Stored data:
□ □ □ □

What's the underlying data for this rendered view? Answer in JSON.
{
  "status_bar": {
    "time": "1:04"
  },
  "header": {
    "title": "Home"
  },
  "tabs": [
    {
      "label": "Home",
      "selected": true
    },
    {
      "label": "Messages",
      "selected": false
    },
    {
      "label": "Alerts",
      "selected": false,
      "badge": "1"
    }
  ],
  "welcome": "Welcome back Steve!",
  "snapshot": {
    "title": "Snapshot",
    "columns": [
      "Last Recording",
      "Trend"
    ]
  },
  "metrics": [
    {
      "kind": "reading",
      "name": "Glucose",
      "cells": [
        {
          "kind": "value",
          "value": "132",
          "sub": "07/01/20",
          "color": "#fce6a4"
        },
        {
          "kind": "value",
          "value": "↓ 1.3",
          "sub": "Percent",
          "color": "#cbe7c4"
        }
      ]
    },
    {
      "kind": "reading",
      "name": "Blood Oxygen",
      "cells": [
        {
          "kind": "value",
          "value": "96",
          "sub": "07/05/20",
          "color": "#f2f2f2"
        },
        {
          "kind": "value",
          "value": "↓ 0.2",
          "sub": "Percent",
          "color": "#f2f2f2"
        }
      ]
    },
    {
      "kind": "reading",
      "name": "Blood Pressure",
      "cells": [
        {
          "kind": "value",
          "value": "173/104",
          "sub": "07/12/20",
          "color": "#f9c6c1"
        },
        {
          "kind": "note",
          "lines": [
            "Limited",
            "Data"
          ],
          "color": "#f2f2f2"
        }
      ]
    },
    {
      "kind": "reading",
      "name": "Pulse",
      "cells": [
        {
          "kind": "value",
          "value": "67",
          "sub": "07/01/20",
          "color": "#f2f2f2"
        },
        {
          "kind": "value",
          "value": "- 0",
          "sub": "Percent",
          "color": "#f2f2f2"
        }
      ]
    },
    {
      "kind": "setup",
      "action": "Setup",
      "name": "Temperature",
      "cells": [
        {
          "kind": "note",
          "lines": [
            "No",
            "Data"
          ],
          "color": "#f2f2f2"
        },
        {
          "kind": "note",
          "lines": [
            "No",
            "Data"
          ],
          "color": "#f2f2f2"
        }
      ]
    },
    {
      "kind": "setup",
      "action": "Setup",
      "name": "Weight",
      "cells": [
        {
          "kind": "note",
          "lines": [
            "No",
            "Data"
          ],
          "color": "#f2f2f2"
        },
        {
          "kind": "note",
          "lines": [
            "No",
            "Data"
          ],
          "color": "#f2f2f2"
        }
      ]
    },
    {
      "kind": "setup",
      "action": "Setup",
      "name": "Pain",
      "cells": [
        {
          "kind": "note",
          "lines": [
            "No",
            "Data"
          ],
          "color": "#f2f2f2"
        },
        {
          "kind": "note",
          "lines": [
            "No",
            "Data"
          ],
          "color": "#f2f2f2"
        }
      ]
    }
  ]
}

□ □ □ □

Written request: Return from the data every line that holds "Blood".

The reply:
      "name": "Blood Oxygen",
      "name": "Blood Pressure",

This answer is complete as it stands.